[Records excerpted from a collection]
++++++++++
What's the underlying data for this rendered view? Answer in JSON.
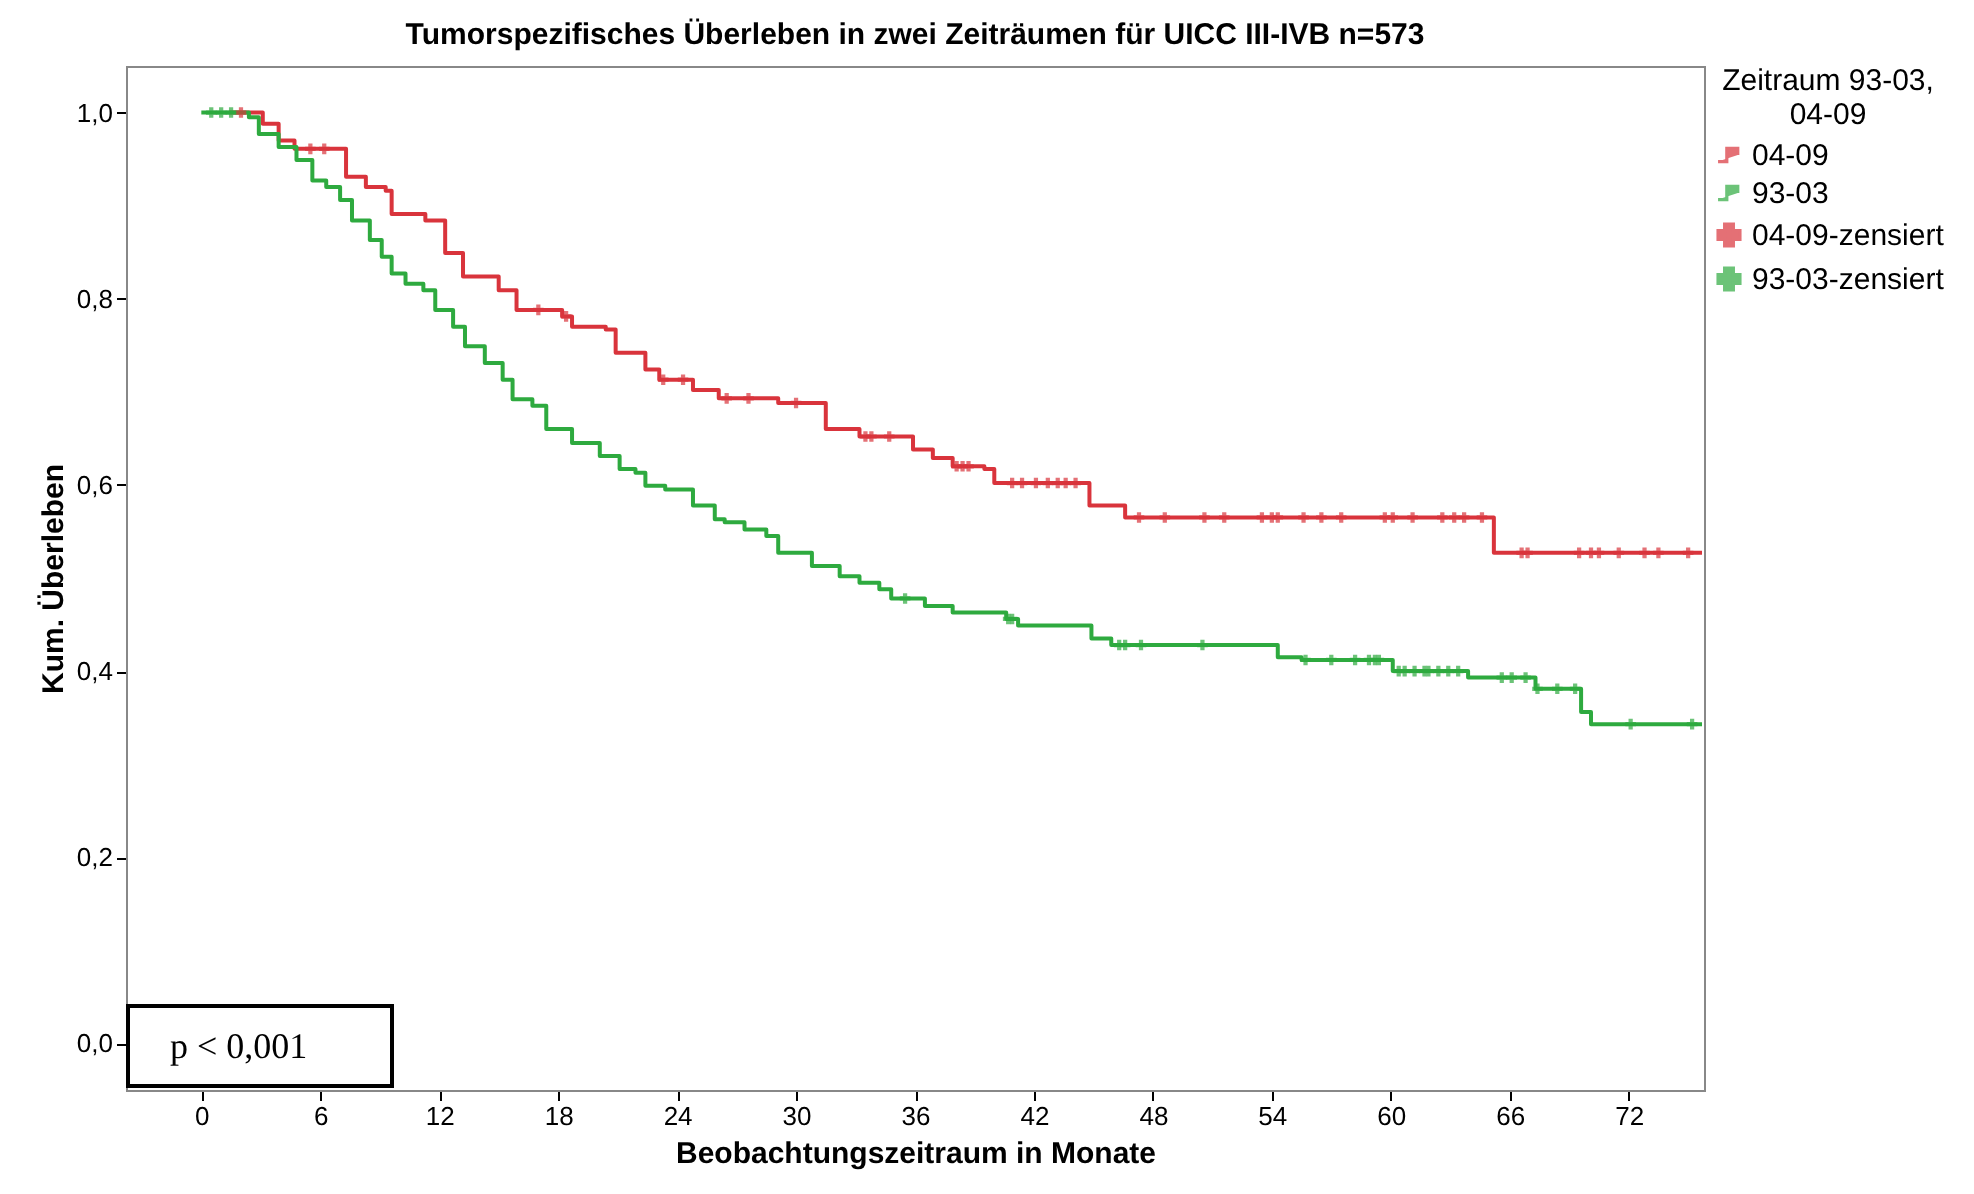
{
  "chart_data": {
    "type": "step",
    "title": "Tumorspezifisches Überleben in zwei Zeiträumen für UICC III-IVB  n=573",
    "xlabel": "Beobachtungszeitraum in Monate",
    "ylabel": "Kum. Überleben",
    "legend_title": "Zeitraum 93-03, 04-09",
    "legend": "top right",
    "grid": false,
    "line_style": "solid",
    "xlim": [
      -3.8,
      75.8
    ],
    "xticks": [
      0,
      6,
      12,
      18,
      24,
      30,
      36,
      42,
      48,
      54,
      60,
      66,
      72
    ],
    "ylim": [
      -0.05,
      1.05
    ],
    "yticks": [
      {
        "value": 0,
        "label": "0,0"
      },
      {
        "value": 0.2,
        "label": "0,2"
      },
      {
        "value": 0.4,
        "label": "0,4"
      },
      {
        "value": 0.6,
        "label": "0,6"
      },
      {
        "value": 0.8,
        "label": "0,8"
      },
      {
        "value": 1,
        "label": "1,0"
      }
    ],
    "annotations": [
      "p < 0,001"
    ],
    "series": [
      {
        "name": "04-09",
        "color": "#d9343c",
        "x": [
          1.4,
          3.1,
          3.9,
          4.7,
          7.3,
          8.3,
          9.3,
          9.6,
          11.3,
          12.3,
          13.2,
          15,
          15.9,
          18.2,
          18.7,
          20.4,
          20.9,
          22.4,
          23.1,
          24.8,
          26.1,
          29.1,
          31.5,
          33.2,
          35.9,
          36.9,
          37.9,
          39.5,
          40.0,
          44.8,
          46.6,
          65.2,
          75.7
        ],
        "values": [
          1.0,
          0.988,
          0.97,
          0.961,
          0.931,
          0.92,
          0.916,
          0.891,
          0.884,
          0.849,
          0.824,
          0.809,
          0.788,
          0.781,
          0.77,
          0.767,
          0.742,
          0.724,
          0.713,
          0.702,
          0.693,
          0.688,
          0.66,
          0.652,
          0.638,
          0.629,
          0.62,
          0.617,
          0.602,
          0.578,
          0.565,
          0.527,
          0.527
        ]
      },
      {
        "name": "93-03",
        "color": "#2eaa3f",
        "x": [
          0,
          2.4,
          2.9,
          3.9,
          4.8,
          5.6,
          6.3,
          7,
          7.6,
          8.5,
          9.1,
          9.6,
          10.3,
          11.2,
          11.8,
          12.7,
          13.3,
          14.3,
          15.2,
          15.7,
          16.7,
          17.4,
          18.7,
          20.1,
          21.1,
          21.9,
          22.4,
          23.4,
          24.8,
          25.9,
          26.4,
          27.4,
          28.5,
          29.1,
          30.8,
          32.2,
          33.2,
          34.2,
          34.8,
          36.5,
          37.9,
          40.6,
          41.2,
          44.9,
          45.9,
          54.3,
          55.5,
          60.1,
          63.9,
          67.3,
          69.6,
          70.1,
          75.7
        ],
        "values": [
          1.0,
          0.995,
          0.977,
          0.963,
          0.949,
          0.927,
          0.92,
          0.906,
          0.884,
          0.863,
          0.845,
          0.827,
          0.816,
          0.809,
          0.788,
          0.77,
          0.749,
          0.731,
          0.713,
          0.692,
          0.685,
          0.66,
          0.645,
          0.631,
          0.617,
          0.613,
          0.599,
          0.595,
          0.578,
          0.563,
          0.56,
          0.552,
          0.545,
          0.527,
          0.513,
          0.502,
          0.495,
          0.488,
          0.478,
          0.47,
          0.463,
          0.456,
          0.449,
          0.435,
          0.428,
          0.415,
          0.412,
          0.4,
          0.393,
          0.381,
          0.356,
          0.343,
          0.343
        ]
      },
      {
        "name": "04-09-zensiert",
        "type": "scatter",
        "marker": "cross",
        "color": "#d9343c",
        "x": [
          2,
          5.5,
          6.2,
          17,
          18.4,
          23.3,
          24.3,
          26.5,
          27.6,
          30,
          33.5,
          33.8,
          34.7,
          38.1,
          38.4,
          38.7,
          40.9,
          41.4,
          42.1,
          42.7,
          43.2,
          43.6,
          44.1,
          47.3,
          48.6,
          50.6,
          51.6,
          53.5,
          54.0,
          54.3,
          55.6,
          56.5,
          57.5,
          59.7,
          60.1,
          61.1,
          62.6,
          63.2,
          63.7,
          64.6,
          66.6,
          66.9,
          69.5,
          70.1,
          70.5,
          71.5,
          72.8,
          73.5,
          75.0
        ],
        "values": [
          1.0,
          0.961,
          0.961,
          0.788,
          0.781,
          0.713,
          0.713,
          0.693,
          0.693,
          0.688,
          0.652,
          0.652,
          0.652,
          0.62,
          0.62,
          0.62,
          0.602,
          0.602,
          0.602,
          0.602,
          0.602,
          0.602,
          0.602,
          0.565,
          0.565,
          0.565,
          0.565,
          0.565,
          0.565,
          0.565,
          0.565,
          0.565,
          0.565,
          0.565,
          0.565,
          0.565,
          0.565,
          0.565,
          0.565,
          0.565,
          0.527,
          0.527,
          0.527,
          0.527,
          0.527,
          0.527,
          0.527,
          0.527,
          0.527
        ]
      },
      {
        "name": "93-03-zensiert",
        "type": "scatter",
        "marker": "cross",
        "color": "#2eaa3f",
        "x": [
          0.5,
          1,
          1.5,
          35.5,
          40.9,
          40.7,
          46.3,
          46.6,
          47.4,
          50.5,
          55.7,
          57.0,
          58.2,
          58.9,
          59.2,
          59.4,
          60.4,
          60.7,
          61.2,
          61.7,
          61.9,
          62.4,
          62.9,
          63.4,
          65.6,
          66.1,
          66.8,
          67.4,
          68.4,
          69.3,
          72.1,
          75.2
        ],
        "values": [
          1.0,
          1.0,
          1.0,
          0.478,
          0.456,
          0.456,
          0.428,
          0.428,
          0.428,
          0.428,
          0.412,
          0.412,
          0.412,
          0.412,
          0.412,
          0.412,
          0.4,
          0.4,
          0.4,
          0.4,
          0.4,
          0.4,
          0.4,
          0.4,
          0.393,
          0.393,
          0.393,
          0.381,
          0.381,
          0.381,
          0.343,
          0.343
        ]
      }
    ]
  }
}
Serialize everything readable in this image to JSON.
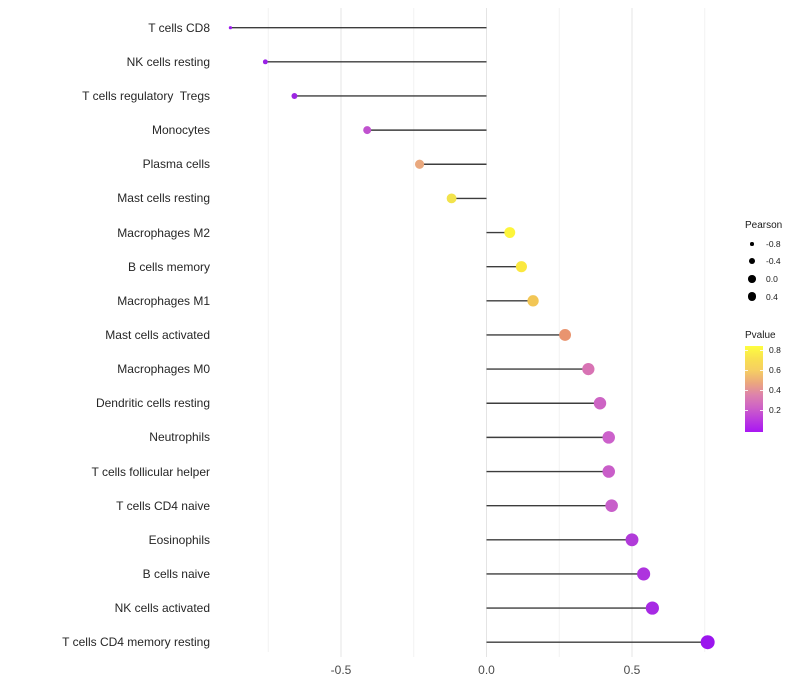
{
  "chart_data": {
    "type": "scatter",
    "variant": "lollipop",
    "orientation": "horizontal",
    "title": "",
    "xlabel": "",
    "ylabel": "",
    "x_tick_labels": [
      "-0.5",
      "0.0",
      "0.5"
    ],
    "x_tick_values": [
      -0.5,
      0.0,
      0.5
    ],
    "xlim": [
      -0.91,
      0.8
    ],
    "grid": true,
    "baseline_x": 0.0,
    "points": [
      {
        "label": "T cells CD8",
        "pearson": -0.88,
        "color": "#9c1cee"
      },
      {
        "label": "NK cells resting",
        "pearson": -0.76,
        "color": "#9a22e6"
      },
      {
        "label": "T cells regulatory  Tregs",
        "pearson": -0.66,
        "color": "#9c26e2"
      },
      {
        "label": "Monocytes",
        "pearson": -0.41,
        "color": "#c052cf"
      },
      {
        "label": "Plasma cells",
        "pearson": -0.23,
        "color": "#e9a87e"
      },
      {
        "label": "Mast cells resting",
        "pearson": -0.12,
        "color": "#f2e34c"
      },
      {
        "label": "Macrophages M2",
        "pearson": 0.08,
        "color": "#fdf53b"
      },
      {
        "label": "B cells memory",
        "pearson": 0.12,
        "color": "#fbe83f"
      },
      {
        "label": "Macrophages M1",
        "pearson": 0.16,
        "color": "#f2c655"
      },
      {
        "label": "Mast cells activated",
        "pearson": 0.27,
        "color": "#e9946f"
      },
      {
        "label": "Macrophages M0",
        "pearson": 0.35,
        "color": "#d873b4"
      },
      {
        "label": "Dendritic cells resting",
        "pearson": 0.39,
        "color": "#cd64c4"
      },
      {
        "label": "Neutrophils",
        "pearson": 0.42,
        "color": "#cc61cb"
      },
      {
        "label": "T cells follicular helper",
        "pearson": 0.42,
        "color": "#c95ec9"
      },
      {
        "label": "T cells CD4 naive",
        "pearson": 0.43,
        "color": "#c85fca"
      },
      {
        "label": "Eosinophils",
        "pearson": 0.5,
        "color": "#b13bd9"
      },
      {
        "label": "B cells naive",
        "pearson": 0.54,
        "color": "#ae33de"
      },
      {
        "label": "NK cells activated",
        "pearson": 0.57,
        "color": "#a72ae4"
      },
      {
        "label": "T cells CD4 memory resting",
        "pearson": 0.76,
        "color": "#9b15ee"
      }
    ],
    "stem_color": "#3d3d3d",
    "legend": {
      "position": "right",
      "size_legend": {
        "title": "Pearson",
        "entries": [
          "-0.8",
          "-0.4",
          "0.0",
          "0.4"
        ],
        "dot_color": "#000000"
      },
      "color_legend": {
        "title": "Pvalue",
        "tick_labels": [
          "0.8",
          "0.6",
          "0.4",
          "0.2"
        ],
        "gradient_top_to_bottom": [
          "#fefe3f",
          "#f9e14f",
          "#f6ce63",
          "#eba77e",
          "#dd82ac",
          "#ce62c6",
          "#bb3bde",
          "#a916f3"
        ]
      }
    }
  }
}
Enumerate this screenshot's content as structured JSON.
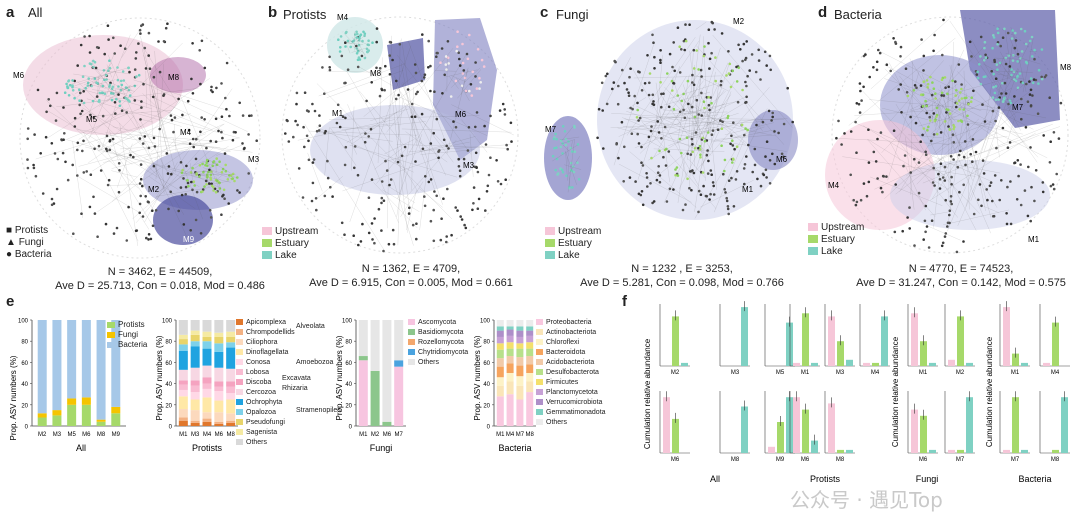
++++++++++
Required work:
Determine how many lines in the entries above contain the word "xlabel", and respond with the number alone.

Output of the task:
2